§ **Layout element annotations**
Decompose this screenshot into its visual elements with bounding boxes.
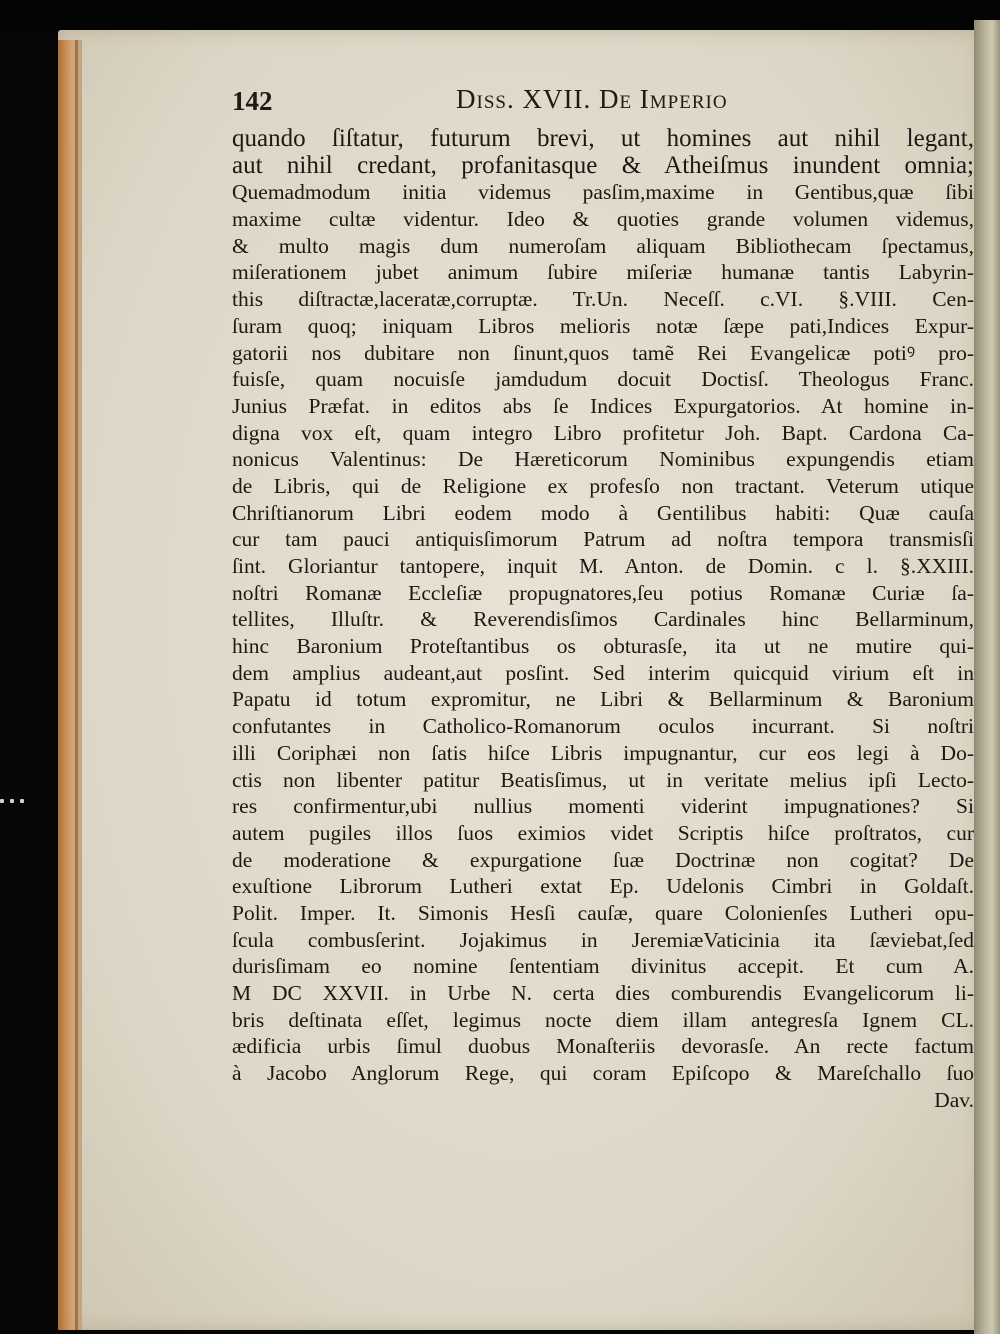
text-line: à Jacobo Anglorum Rege, qui coram Epiſcopo & Mareſchallo ſuo bbox=[232, 1061, 974, 1086]
text-line: this diſtractæ,laceratæ,corruptæ. Tr.Un. Neceſſ. c.VI. §.VIII. Cen- bbox=[232, 287, 974, 312]
text-line: maxime cultæ videntur. Ideo & quoties grande volumen videmus, bbox=[232, 207, 974, 232]
text-line: exuſtione Librorum Lutheri extat Ep. Udelonis Cimbri in Goldaſt. bbox=[232, 874, 974, 899]
text-line: res confirmentur,ubi nullius momenti viderint impugnationes? Si bbox=[232, 794, 974, 819]
text-line: bris deſtinata eſſet, legimus nocte diem illam antegresſa Ignem CL. bbox=[232, 1007, 974, 1032]
catchword: Dav. bbox=[934, 1087, 974, 1112]
page-number: 142 bbox=[232, 86, 273, 116]
text-line: gatorii nos dubitare non ſinunt,quos tamẽ Rei Evangelicæ potiꝰ pro- bbox=[232, 340, 974, 365]
text-line: ctis non libenter patitur Beatisſimus, ut in veritate melius ipſi Lecto- bbox=[232, 767, 974, 792]
spine-fold-line bbox=[75, 40, 78, 1330]
text-line: miſerationem jubet animum ſubire miſeriæ humanæ tantis Labyrin- bbox=[232, 260, 974, 285]
text-line: ſint. Gloriantur tantopere, inquit M. Anton. de Domin. c l. §.XXIII. bbox=[232, 554, 974, 578]
text-line: tellites, Illuſtr. & Reverendisſimos Cardinales hinc Bellarminum, bbox=[232, 607, 974, 632]
book-spine-edge bbox=[58, 40, 82, 1330]
text-line: aut nihil credant, profanitasque & Atheiſmus inundent omnia; bbox=[232, 152, 974, 179]
running-title: Diss. XVII. De Imperio bbox=[456, 84, 728, 114]
text-line: digna vox eſt, quam integro Libro profitetur Joh. Bapt. Cardona Ca- bbox=[232, 420, 974, 445]
text-line: M DC XXVII. in Urbe N. certa dies comburendis Evangelicorum li- bbox=[232, 981, 974, 1005]
text-line: Polit. Imper. It. Simonis Hesſi cauſæ, quare Colonienſes Lutheri opu- bbox=[232, 900, 974, 925]
text-line: nonicus Valentinus: De Hæreticorum Nominibus expungendis etiam bbox=[232, 447, 974, 472]
text-line: dem amplius audeant,aut posſint. Sed interim quicquid virium eſt in bbox=[232, 660, 974, 685]
text-line: fuisſe, quam nocuisſe jamdudum docuit Doctisſ. Theologus Franc. bbox=[232, 367, 974, 392]
text-line: Chriſtianorum Libri eodem modo à Gentilibus habiti: Quæ cauſa bbox=[232, 500, 974, 525]
text-line: illi Coriphæi non ſatis hiſce Libris impugnantur, cur eos legi à Do- bbox=[232, 740, 974, 765]
text-line: ſcula combusſerint. Jojakimus in JeremiæVaticinia ita ſæviebat,ſed bbox=[232, 927, 974, 952]
page-header bbox=[232, 84, 972, 124]
scan-background-top bbox=[0, 0, 1000, 30]
text-line: de moderatione & expurgatione ſuæ Doctrinæ non cogitat? De bbox=[232, 847, 974, 872]
text-line: confutantes in Catholico-Romanorum oculos incurrant. Si noſtri bbox=[232, 714, 974, 739]
text-line: Junius Præfat. in editos abs ſe Indices Expurgatorios. At homine in- bbox=[232, 393, 974, 418]
text-line: cur tam pauci antiquisſimorum Patrum ad noſtra tempora transmisſi bbox=[232, 527, 974, 552]
page-fore-edge bbox=[974, 20, 1000, 1334]
text-line: autem pugiles illos ſuos eximios videt Scriptis hiſce proſtratos, cur bbox=[232, 820, 974, 845]
text-line: quando ſiſtatur, futurum brevi, ut homines aut nihil legant, bbox=[232, 126, 974, 152]
text-line: hinc Baronium Proteſtantibus os obturasſe, ita ut ne mutire qui- bbox=[232, 634, 974, 659]
body-text bbox=[232, 126, 974, 1113]
text-line: Quemadmodum initia videmus pasſim,maxime in Gentibus,quæ ſibi bbox=[232, 180, 974, 205]
text-line: ædificia urbis ſimul duobus Monaſteriis devorasſe. An recte factum bbox=[232, 1034, 974, 1059]
text-line: & multo magis dum numeroſam aliquam Bibliothecam ſpectamus, bbox=[232, 233, 974, 258]
scan-artifact-dots bbox=[0, 790, 40, 800]
text-line: durisſimam eo nomine ſententiam divinitus accepit. Et cum A. bbox=[232, 954, 974, 979]
text-line: ſuram quoq; iniquam Libros melioris notæ ſæpe pati,Indices Expur- bbox=[232, 313, 974, 338]
text-line: de Libris, qui de Religione ex profesſo non tractant. Veterum utique bbox=[232, 473, 974, 498]
text-line: Papatu id totum expromitur, ne Libri & Bellarminum & Baronium bbox=[232, 687, 974, 712]
text-line: noſtri Romanæ Eccleſiæ propugnatores,ſeu potius Romanæ Curiæ ſa- bbox=[232, 580, 974, 605]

§ **TASK BRIEF**
Copy the lines of the records without changes, starting at the line that contains "text-line: à Jacobo" and ending at the line that contains "spine-fold-line bbox=[75, 40, 78, 1330]", with both of those lines included.

§ **COMPLETE OUTPUT**
text-line: à Jacobo Anglorum Rege, qui coram Epiſcopo & Mareſchallo ſuo bbox=[232, 1061, 974, 1086]
text-line: this diſtractæ,laceratæ,corruptæ. Tr.Un. Neceſſ. c.VI. §.VIII. Cen- bbox=[232, 287, 974, 312]
text-line: maxime cultæ videntur. Ideo & quoties grande volumen videmus, bbox=[232, 207, 974, 232]
text-line: exuſtione Librorum Lutheri extat Ep. Udelonis Cimbri in Goldaſt. bbox=[232, 874, 974, 899]
text-line: res confirmentur,ubi nullius momenti viderint impugnationes? Si bbox=[232, 794, 974, 819]
text-line: bris deſtinata eſſet, legimus nocte diem illam antegresſa Ignem CL. bbox=[232, 1007, 974, 1032]
catchword: Dav. bbox=[934, 1087, 974, 1112]
page-number: 142 bbox=[232, 86, 273, 116]
text-line: gatorii nos dubitare non ſinunt,quos tamẽ Rei Evangelicæ potiꝰ pro- bbox=[232, 340, 974, 365]
text-line: ctis non libenter patitur Beatisſimus, ut in veritate melius ipſi Lecto- bbox=[232, 767, 974, 792]
spine-fold-line bbox=[75, 40, 78, 1330]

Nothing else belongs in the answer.